*What you need to do*.
Reproduce the records that follow in full, excluding any picture they contain.

*Task inputs*.
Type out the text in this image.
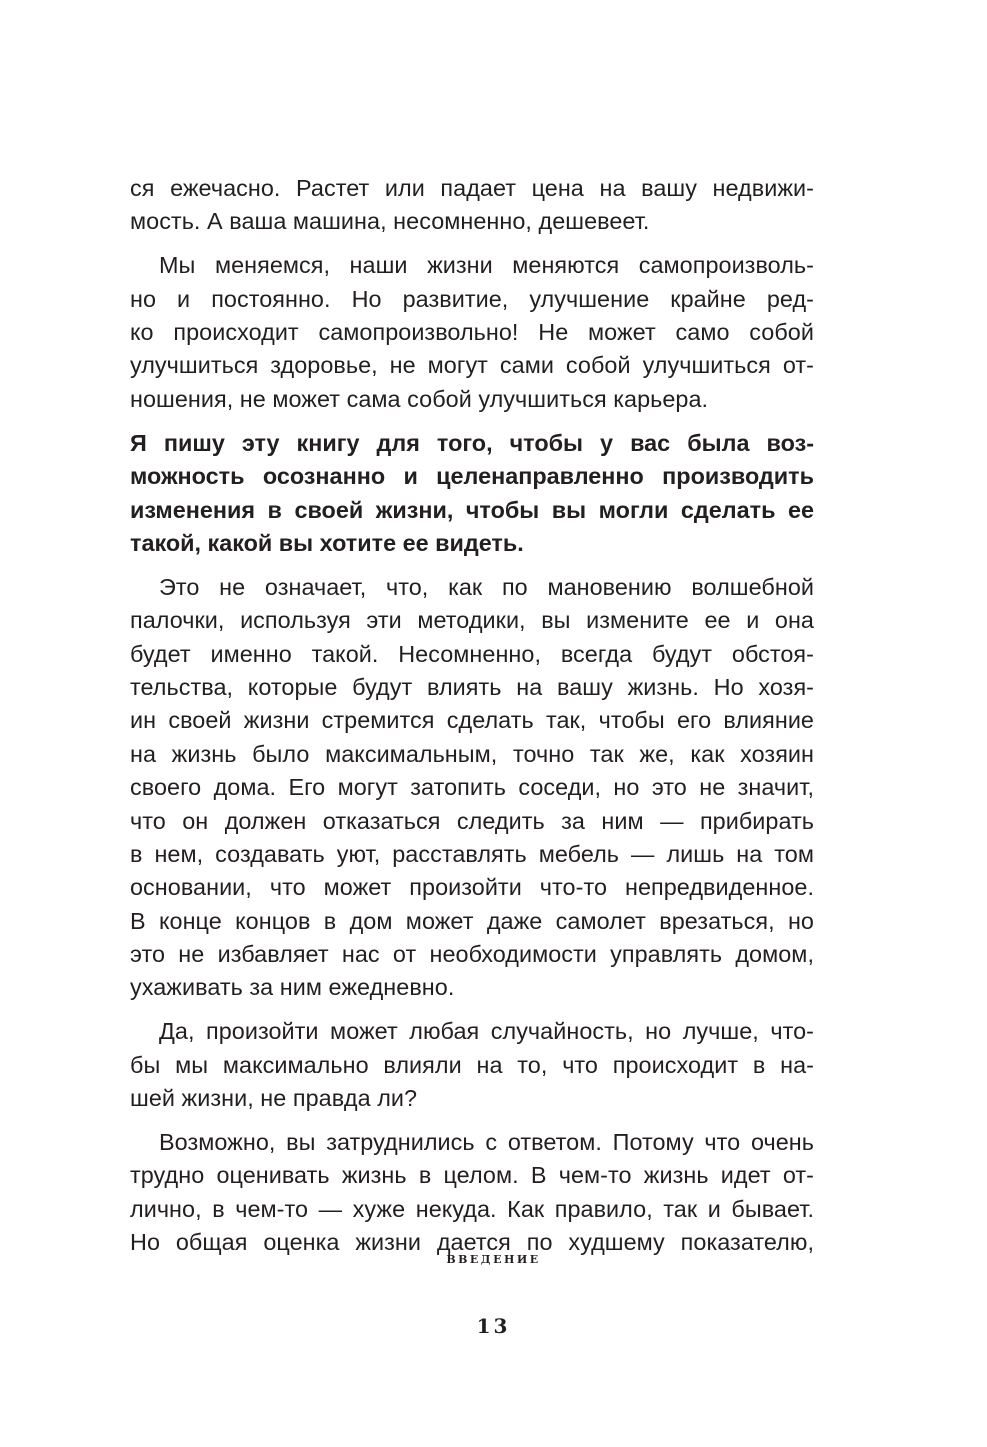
ся ежечасно. Растет или падает цена на вашу недвижи-
мость. А ваша машина, несомненно, дешевеет.
Мы меняемся, наши жизни меняются самопроизволь-
но и постоянно. Но развитие, улучшение крайне ред-
ко происходит самопроизвольно! Не может само собой
улучшиться здоровье, не могут сами собой улучшиться от-
ношения, не может сама собой улучшиться карьера.
Я пишу эту книгу для того, чтобы у вас была воз-
можность осознанно и целенаправленно производить
изменения в своей жизни, чтобы вы могли сделать ее
такой, какой вы хотите ее видеть.
Это не означает, что, как по мановению волшебной
палочки, используя эти методики, вы измените ее и она
будет именно такой. Несомненно, всегда будут обстоя-
тельства, которые будут влиять на вашу жизнь. Но хозя-
ин своей жизни стремится сделать так, чтобы его влияние
на жизнь было максимальным, точно так же, как хозяин
своего дома. Его могут затопить соседи, но это не значит,
что он должен отказаться следить за ним — прибирать
в нем, создавать уют, расставлять мебель — лишь на том
основании, что может произойти что-то непредвиденное.
В конце концов в дом может даже самолет врезаться, но
это не избавляет нас от необходимости управлять домом,
ухаживать за ним ежедневно.
Да, произойти может любая случайность, но лучше, что-
бы мы максимально влияли на то, что происходит в на-
шей жизни, не правда ли?
Возможно, вы затруднились с ответом. Потому что очень
трудно оценивать жизнь в целом. В чем-то жизнь идет от-
лично, в чем-то — хуже некуда. Как правило, так и бывает.
Но общая оценка жизни дается по худшему показателю,
ВВЕДЕНИЕ
13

*Finished exercise*.
Type out the text in this image.
ся ежечасно. Растет или падает цена на вашу недвижи-
мость. А ваша машина, несомненно, дешевеет.
Мы меняемся, наши жизни меняются самопроизволь-
но и постоянно. Но развитие, улучшение крайне ред-
ко происходит самопроизвольно! Не может само собой
улучшиться здоровье, не могут сами собой улучшиться от-
ношения, не может сама собой улучшиться карьера.
Я пишу эту книгу для того, чтобы у вас была воз-
можность осознанно и целенаправленно производить
изменения в своей жизни, чтобы вы могли сделать ее
такой, какой вы хотите ее видеть.
Это не означает, что, как по мановению волшебной
палочки, используя эти методики, вы измените ее и она
будет именно такой. Несомненно, всегда будут обстоя-
тельства, которые будут влиять на вашу жизнь. Но хозя-
ин своей жизни стремится сделать так, чтобы его влияние
на жизнь было максимальным, точно так же, как хозяин
своего дома. Его могут затопить соседи, но это не значит,
что он должен отказаться следить за ним — прибирать
в нем, создавать уют, расставлять мебель — лишь на том
основании, что может произойти что-то непредвиденное.
В конце концов в дом может даже самолет врезаться, но
это не избавляет нас от необходимости управлять домом,
ухаживать за ним ежедневно.
Да, произойти может любая случайность, но лучше, что-
бы мы максимально влияли на то, что происходит в на-
шей жизни, не правда ли?
Возможно, вы затруднились с ответом. Потому что очень
трудно оценивать жизнь в целом. В чем-то жизнь идет от-
лично, в чем-то — хуже некуда. Как правило, так и бывает.
Но общая оценка жизни дается по худшему показателю,
ВВЕДЕНИЕ
13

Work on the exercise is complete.